** BEGIN RECORDS FOR THE EXERCISE **
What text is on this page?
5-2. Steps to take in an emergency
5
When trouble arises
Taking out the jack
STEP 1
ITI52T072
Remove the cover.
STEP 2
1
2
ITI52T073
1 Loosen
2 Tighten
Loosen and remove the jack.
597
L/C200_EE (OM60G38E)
** END RECORDS FOR THE EXERCISE **
WHAT IS REQUIRED
Reproduce the listing shown above in its entirety, exactly.

SOLUTION BELOW
What text is on this page?
5-2. Steps to take in an emergency
5
When trouble arises
Taking out the jack
STEP 1
ITI52T072
Remove the cover.
STEP 2
1
2
ITI52T073
1 Loosen
2 Tighten
Loosen and remove the jack.
597
L/C200_EE (OM60G38E)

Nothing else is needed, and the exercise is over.